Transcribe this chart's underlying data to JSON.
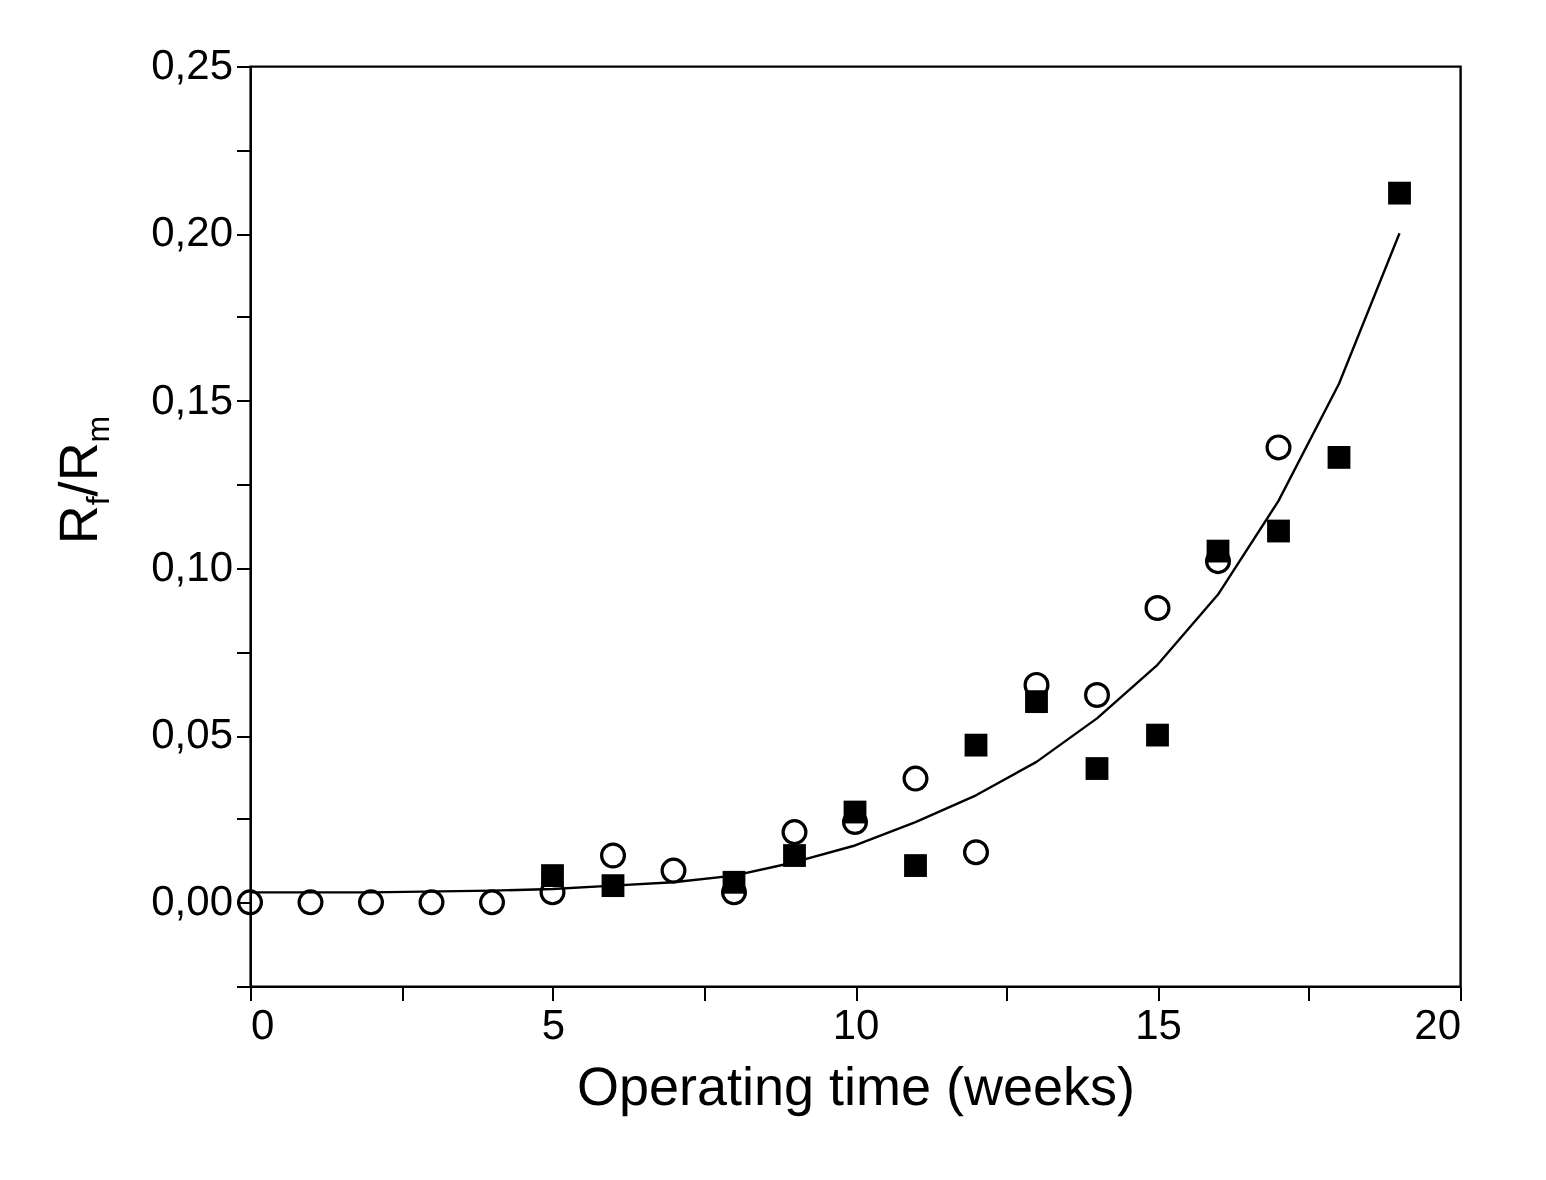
{
  "chart_data": {
    "type": "scatter",
    "xlabel": "Operating time (weeks)",
    "ylabel": "R$_{f}$/R$_{m}$",
    "xlim": [
      0,
      20
    ],
    "ylim": [
      -0.025,
      0.25
    ],
    "xticks": [
      {
        "value": 0,
        "label": "0"
      },
      {
        "value": 2.5,
        "label": null
      },
      {
        "value": 5,
        "label": "5"
      },
      {
        "value": 7.5,
        "label": null
      },
      {
        "value": 10,
        "label": "10"
      },
      {
        "value": 12.5,
        "label": null
      },
      {
        "value": 15,
        "label": "15"
      },
      {
        "value": 17.5,
        "label": null
      },
      {
        "value": 20,
        "label": "20"
      }
    ],
    "yticks": [
      {
        "value": -0.025,
        "label": null
      },
      {
        "value": 0,
        "label": "0,00"
      },
      {
        "value": 0.025,
        "label": null
      },
      {
        "value": 0.05,
        "label": "0,05"
      },
      {
        "value": 0.075,
        "label": null
      },
      {
        "value": 0.1,
        "label": "0,10"
      },
      {
        "value": 0.125,
        "label": null
      },
      {
        "value": 0.15,
        "label": "0,15"
      },
      {
        "value": 0.175,
        "label": null
      },
      {
        "value": 0.2,
        "label": "0,20"
      },
      {
        "value": 0.225,
        "label": null
      },
      {
        "value": 0.25,
        "label": "0,25"
      }
    ],
    "grid": false,
    "series": [
      {
        "type": "line",
        "color": "#000000",
        "marker": "none",
        "x": [
          0,
          2,
          4,
          5,
          6,
          7,
          8,
          9,
          10,
          11,
          12,
          13,
          14,
          15,
          16,
          17,
          18,
          19
        ],
        "values": [
          0.003,
          0.003,
          0.0035,
          0.004,
          0.005,
          0.006,
          0.008,
          0.012,
          0.017,
          0.024,
          0.032,
          0.042,
          0.055,
          0.071,
          0.092,
          0.12,
          0.155,
          0.2
        ]
      },
      {
        "type": "scatter",
        "color": "#000000",
        "marker": "square",
        "x": [
          5,
          6,
          8,
          9,
          10,
          11,
          12,
          13,
          14,
          15,
          16,
          17,
          18,
          19
        ],
        "values": [
          0.008,
          0.005,
          0.006,
          0.014,
          0.027,
          0.011,
          0.047,
          0.06,
          0.04,
          0.05,
          0.105,
          0.111,
          0.133,
          0.212
        ]
      },
      {
        "type": "scatter",
        "color": "#000000",
        "marker": "circle",
        "x": [
          0,
          1,
          2,
          3,
          4,
          5,
          6,
          7,
          8,
          9,
          10,
          11,
          12,
          13,
          14,
          15,
          16,
          17
        ],
        "values": [
          0,
          0,
          0,
          0,
          0,
          0.003,
          0.014,
          0.0095,
          0.003,
          0.021,
          0.024,
          0.037,
          0.015,
          0.065,
          0.062,
          0.088,
          0.102,
          0.136
        ]
      }
    ]
  }
}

■ Your objective: Give the data again exactly as written, with all pictures left out.

■ Exercise answer:
Transcribe this chart's underlying data to JSON.
{
  "chart_data": {
    "type": "scatter",
    "xlabel": "Operating time (weeks)",
    "ylabel": "R$_{f}$/R$_{m}$",
    "xlim": [
      0,
      20
    ],
    "ylim": [
      -0.025,
      0.25
    ],
    "xticks": [
      {
        "value": 0,
        "label": "0"
      },
      {
        "value": 2.5,
        "label": null
      },
      {
        "value": 5,
        "label": "5"
      },
      {
        "value": 7.5,
        "label": null
      },
      {
        "value": 10,
        "label": "10"
      },
      {
        "value": 12.5,
        "label": null
      },
      {
        "value": 15,
        "label": "15"
      },
      {
        "value": 17.5,
        "label": null
      },
      {
        "value": 20,
        "label": "20"
      }
    ],
    "yticks": [
      {
        "value": -0.025,
        "label": null
      },
      {
        "value": 0,
        "label": "0,00"
      },
      {
        "value": 0.025,
        "label": null
      },
      {
        "value": 0.05,
        "label": "0,05"
      },
      {
        "value": 0.075,
        "label": null
      },
      {
        "value": 0.1,
        "label": "0,10"
      },
      {
        "value": 0.125,
        "label": null
      },
      {
        "value": 0.15,
        "label": "0,15"
      },
      {
        "value": 0.175,
        "label": null
      },
      {
        "value": 0.2,
        "label": "0,20"
      },
      {
        "value": 0.225,
        "label": null
      },
      {
        "value": 0.25,
        "label": "0,25"
      }
    ],
    "grid": false,
    "series": [
      {
        "type": "line",
        "color": "#000000",
        "marker": "none",
        "x": [
          0,
          2,
          4,
          5,
          6,
          7,
          8,
          9,
          10,
          11,
          12,
          13,
          14,
          15,
          16,
          17,
          18,
          19
        ],
        "values": [
          0.003,
          0.003,
          0.0035,
          0.004,
          0.005,
          0.006,
          0.008,
          0.012,
          0.017,
          0.024,
          0.032,
          0.042,
          0.055,
          0.071,
          0.092,
          0.12,
          0.155,
          0.2
        ]
      },
      {
        "type": "scatter",
        "color": "#000000",
        "marker": "square",
        "x": [
          5,
          6,
          8,
          9,
          10,
          11,
          12,
          13,
          14,
          15,
          16,
          17,
          18,
          19
        ],
        "values": [
          0.008,
          0.005,
          0.006,
          0.014,
          0.027,
          0.011,
          0.047,
          0.06,
          0.04,
          0.05,
          0.105,
          0.111,
          0.133,
          0.212
        ]
      },
      {
        "type": "scatter",
        "color": "#000000",
        "marker": "circle",
        "x": [
          0,
          1,
          2,
          3,
          4,
          5,
          6,
          7,
          8,
          9,
          10,
          11,
          12,
          13,
          14,
          15,
          16,
          17
        ],
        "values": [
          0,
          0,
          0,
          0,
          0,
          0.003,
          0.014,
          0.0095,
          0.003,
          0.021,
          0.024,
          0.037,
          0.015,
          0.065,
          0.062,
          0.088,
          0.102,
          0.136
        ]
      }
    ]
  }
}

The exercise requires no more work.